(Dataset rows about figures)
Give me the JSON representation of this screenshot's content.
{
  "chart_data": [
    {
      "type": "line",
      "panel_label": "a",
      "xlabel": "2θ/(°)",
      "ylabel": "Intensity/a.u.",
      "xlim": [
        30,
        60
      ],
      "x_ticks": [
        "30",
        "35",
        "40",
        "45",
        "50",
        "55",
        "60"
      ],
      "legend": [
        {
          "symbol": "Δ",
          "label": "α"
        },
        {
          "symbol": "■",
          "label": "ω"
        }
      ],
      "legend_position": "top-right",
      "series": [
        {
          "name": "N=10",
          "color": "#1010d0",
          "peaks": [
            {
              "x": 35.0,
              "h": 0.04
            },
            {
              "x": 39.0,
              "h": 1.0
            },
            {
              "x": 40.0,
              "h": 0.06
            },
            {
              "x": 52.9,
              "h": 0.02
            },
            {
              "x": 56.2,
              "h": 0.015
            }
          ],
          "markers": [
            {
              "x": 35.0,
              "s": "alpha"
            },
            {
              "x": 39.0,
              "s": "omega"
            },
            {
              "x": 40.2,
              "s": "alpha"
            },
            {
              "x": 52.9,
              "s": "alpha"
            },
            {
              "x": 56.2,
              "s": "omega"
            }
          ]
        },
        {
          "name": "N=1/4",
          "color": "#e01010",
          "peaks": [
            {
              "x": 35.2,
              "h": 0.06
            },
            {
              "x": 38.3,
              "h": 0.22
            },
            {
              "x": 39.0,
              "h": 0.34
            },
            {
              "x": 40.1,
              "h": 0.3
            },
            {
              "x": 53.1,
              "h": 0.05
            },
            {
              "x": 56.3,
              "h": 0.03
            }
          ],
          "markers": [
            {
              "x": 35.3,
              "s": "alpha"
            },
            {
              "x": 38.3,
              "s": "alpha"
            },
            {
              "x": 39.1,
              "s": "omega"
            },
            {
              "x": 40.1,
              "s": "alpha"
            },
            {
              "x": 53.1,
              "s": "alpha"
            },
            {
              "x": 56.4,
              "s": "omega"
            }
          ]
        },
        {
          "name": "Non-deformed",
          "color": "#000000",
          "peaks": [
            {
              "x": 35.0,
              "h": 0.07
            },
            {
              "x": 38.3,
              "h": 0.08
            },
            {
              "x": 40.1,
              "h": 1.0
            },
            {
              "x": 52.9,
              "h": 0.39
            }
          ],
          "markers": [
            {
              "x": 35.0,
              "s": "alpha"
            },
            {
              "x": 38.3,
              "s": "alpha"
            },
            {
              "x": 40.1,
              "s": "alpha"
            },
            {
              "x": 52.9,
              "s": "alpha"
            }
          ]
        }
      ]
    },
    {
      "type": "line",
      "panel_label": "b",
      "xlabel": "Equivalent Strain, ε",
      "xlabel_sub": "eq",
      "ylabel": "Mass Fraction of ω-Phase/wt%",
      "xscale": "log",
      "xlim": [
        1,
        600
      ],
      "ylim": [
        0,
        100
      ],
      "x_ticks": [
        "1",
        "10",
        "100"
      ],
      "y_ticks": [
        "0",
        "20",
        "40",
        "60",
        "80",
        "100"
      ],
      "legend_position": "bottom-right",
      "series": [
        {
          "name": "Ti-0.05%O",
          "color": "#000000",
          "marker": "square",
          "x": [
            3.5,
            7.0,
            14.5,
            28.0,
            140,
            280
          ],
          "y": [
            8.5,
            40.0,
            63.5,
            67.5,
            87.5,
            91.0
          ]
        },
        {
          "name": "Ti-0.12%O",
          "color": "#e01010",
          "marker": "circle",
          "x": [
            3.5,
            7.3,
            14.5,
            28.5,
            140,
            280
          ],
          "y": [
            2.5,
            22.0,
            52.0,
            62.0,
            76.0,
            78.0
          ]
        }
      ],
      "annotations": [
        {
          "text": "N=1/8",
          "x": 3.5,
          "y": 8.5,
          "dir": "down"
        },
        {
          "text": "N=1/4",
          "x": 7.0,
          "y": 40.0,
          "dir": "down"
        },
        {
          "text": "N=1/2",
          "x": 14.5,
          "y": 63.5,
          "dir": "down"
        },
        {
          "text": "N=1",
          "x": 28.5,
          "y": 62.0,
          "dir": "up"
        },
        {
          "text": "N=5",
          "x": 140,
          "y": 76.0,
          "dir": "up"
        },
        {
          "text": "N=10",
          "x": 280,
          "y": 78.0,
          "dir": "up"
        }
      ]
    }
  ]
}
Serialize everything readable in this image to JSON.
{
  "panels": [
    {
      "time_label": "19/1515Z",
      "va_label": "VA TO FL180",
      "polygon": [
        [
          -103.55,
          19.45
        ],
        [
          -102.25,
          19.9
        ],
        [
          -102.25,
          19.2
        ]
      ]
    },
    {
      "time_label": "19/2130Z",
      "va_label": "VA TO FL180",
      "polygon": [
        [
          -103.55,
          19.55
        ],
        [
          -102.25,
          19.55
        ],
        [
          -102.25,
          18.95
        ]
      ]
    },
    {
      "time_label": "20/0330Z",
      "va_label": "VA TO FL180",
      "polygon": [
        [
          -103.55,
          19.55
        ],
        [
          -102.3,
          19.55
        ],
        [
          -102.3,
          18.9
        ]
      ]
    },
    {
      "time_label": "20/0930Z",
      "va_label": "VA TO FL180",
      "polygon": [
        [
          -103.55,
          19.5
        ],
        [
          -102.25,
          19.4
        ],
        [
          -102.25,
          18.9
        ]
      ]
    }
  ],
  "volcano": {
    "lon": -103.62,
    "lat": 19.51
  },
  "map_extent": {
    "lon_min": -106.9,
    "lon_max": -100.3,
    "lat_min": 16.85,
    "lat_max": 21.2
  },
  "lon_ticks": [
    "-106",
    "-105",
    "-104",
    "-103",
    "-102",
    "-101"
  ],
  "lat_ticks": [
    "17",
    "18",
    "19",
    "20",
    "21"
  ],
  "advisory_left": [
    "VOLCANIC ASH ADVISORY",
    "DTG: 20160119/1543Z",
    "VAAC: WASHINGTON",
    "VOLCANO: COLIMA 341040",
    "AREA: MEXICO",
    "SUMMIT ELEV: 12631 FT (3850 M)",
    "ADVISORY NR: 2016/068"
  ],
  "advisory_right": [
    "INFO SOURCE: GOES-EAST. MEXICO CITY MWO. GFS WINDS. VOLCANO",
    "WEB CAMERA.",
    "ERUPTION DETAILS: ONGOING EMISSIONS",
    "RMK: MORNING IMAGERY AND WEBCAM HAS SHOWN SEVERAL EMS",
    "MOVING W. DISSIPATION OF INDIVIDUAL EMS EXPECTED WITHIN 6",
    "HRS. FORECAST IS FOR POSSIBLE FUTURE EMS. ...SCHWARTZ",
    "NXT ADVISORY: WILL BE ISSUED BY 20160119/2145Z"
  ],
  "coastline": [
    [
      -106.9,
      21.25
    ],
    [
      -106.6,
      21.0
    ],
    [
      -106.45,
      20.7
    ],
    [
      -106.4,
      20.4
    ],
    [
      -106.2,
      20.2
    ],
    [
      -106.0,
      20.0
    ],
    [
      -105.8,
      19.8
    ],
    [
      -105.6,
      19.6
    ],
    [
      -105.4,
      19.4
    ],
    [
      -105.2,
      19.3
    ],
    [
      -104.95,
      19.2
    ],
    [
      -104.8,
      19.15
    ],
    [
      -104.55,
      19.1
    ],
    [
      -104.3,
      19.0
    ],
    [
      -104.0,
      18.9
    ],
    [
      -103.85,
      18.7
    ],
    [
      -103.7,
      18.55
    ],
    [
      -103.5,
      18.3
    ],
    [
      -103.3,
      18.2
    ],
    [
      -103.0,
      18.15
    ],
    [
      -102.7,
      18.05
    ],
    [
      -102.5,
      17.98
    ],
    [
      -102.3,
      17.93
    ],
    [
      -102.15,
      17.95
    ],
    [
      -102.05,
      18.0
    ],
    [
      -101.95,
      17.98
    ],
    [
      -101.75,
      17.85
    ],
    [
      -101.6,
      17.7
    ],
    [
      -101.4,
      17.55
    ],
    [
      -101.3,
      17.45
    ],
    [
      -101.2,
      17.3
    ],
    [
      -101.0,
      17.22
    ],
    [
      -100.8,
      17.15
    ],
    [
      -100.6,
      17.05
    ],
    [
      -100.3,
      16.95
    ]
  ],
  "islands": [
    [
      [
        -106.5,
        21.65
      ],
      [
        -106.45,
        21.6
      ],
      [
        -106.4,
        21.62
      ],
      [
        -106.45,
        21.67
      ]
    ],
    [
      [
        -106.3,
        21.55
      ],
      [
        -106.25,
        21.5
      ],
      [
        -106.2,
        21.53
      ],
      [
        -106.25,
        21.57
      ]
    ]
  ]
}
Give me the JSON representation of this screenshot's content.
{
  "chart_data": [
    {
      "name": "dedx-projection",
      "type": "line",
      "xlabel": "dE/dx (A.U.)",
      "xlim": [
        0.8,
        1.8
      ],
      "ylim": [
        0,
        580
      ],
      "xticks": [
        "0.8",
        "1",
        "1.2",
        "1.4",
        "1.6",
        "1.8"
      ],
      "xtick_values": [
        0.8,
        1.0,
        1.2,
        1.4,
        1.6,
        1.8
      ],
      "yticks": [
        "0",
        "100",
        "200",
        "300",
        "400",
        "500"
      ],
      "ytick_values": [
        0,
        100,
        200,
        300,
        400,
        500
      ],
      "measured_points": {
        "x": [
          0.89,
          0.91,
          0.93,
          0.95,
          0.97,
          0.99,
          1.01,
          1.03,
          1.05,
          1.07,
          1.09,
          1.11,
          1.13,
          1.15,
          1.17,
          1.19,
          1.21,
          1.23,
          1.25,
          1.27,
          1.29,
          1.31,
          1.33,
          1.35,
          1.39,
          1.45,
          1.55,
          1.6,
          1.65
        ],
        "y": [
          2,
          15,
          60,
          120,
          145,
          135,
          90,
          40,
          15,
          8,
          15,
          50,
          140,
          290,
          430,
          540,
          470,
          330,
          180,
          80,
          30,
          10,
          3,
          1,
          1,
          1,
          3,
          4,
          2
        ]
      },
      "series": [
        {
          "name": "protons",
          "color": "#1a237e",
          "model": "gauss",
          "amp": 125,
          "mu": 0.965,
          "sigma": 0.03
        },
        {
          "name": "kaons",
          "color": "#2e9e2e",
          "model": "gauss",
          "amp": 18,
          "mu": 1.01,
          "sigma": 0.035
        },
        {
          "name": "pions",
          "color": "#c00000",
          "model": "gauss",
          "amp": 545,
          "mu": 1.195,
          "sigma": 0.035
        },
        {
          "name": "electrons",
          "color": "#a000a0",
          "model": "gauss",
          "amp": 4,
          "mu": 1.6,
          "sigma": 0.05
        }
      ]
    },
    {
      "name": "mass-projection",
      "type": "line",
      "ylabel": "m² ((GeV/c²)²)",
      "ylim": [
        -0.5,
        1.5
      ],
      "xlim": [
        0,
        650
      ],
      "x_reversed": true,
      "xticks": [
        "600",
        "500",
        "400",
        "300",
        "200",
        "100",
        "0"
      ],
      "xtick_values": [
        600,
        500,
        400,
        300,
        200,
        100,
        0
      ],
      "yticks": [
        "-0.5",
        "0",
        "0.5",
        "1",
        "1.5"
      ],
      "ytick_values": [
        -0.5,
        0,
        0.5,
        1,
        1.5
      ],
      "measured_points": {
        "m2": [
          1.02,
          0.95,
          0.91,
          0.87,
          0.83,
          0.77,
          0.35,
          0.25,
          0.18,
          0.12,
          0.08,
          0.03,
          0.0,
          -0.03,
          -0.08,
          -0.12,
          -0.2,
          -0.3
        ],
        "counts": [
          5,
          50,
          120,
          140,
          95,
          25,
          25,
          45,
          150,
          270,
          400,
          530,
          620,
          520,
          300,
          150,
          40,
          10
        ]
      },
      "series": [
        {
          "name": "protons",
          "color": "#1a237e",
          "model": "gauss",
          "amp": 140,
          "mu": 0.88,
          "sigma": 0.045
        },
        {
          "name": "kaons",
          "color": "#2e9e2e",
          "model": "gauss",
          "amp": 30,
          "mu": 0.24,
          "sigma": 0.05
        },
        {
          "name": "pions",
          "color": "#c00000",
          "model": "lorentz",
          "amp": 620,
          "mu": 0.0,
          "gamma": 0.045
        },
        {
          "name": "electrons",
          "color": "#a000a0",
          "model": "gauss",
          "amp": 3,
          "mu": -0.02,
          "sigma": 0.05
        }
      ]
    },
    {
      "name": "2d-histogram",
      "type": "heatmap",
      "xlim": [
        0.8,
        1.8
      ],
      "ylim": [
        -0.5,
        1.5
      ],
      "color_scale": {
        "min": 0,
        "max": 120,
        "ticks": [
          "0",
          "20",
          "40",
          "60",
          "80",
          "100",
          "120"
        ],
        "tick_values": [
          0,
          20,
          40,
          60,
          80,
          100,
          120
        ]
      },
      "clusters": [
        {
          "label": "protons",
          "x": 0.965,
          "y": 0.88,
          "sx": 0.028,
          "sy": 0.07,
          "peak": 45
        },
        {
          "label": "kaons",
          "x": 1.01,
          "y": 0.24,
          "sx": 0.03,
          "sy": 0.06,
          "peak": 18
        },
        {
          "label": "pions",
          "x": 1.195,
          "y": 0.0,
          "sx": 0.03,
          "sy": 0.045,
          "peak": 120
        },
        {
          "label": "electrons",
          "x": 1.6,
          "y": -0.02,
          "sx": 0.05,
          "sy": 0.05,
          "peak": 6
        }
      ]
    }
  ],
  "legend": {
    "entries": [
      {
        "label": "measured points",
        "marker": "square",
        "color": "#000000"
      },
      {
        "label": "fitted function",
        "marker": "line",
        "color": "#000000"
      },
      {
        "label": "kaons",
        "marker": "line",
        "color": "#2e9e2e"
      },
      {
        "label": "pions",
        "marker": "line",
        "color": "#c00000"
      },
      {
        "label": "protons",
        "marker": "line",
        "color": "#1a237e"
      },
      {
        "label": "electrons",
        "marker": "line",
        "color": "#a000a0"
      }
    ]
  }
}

YOUR GOAL >>
Collect each line containing the string "kaons".

FINAL RESULT >>
          "name": "kaons",
          "name": "kaons",
          "label": "kaons",
        "label": "kaons",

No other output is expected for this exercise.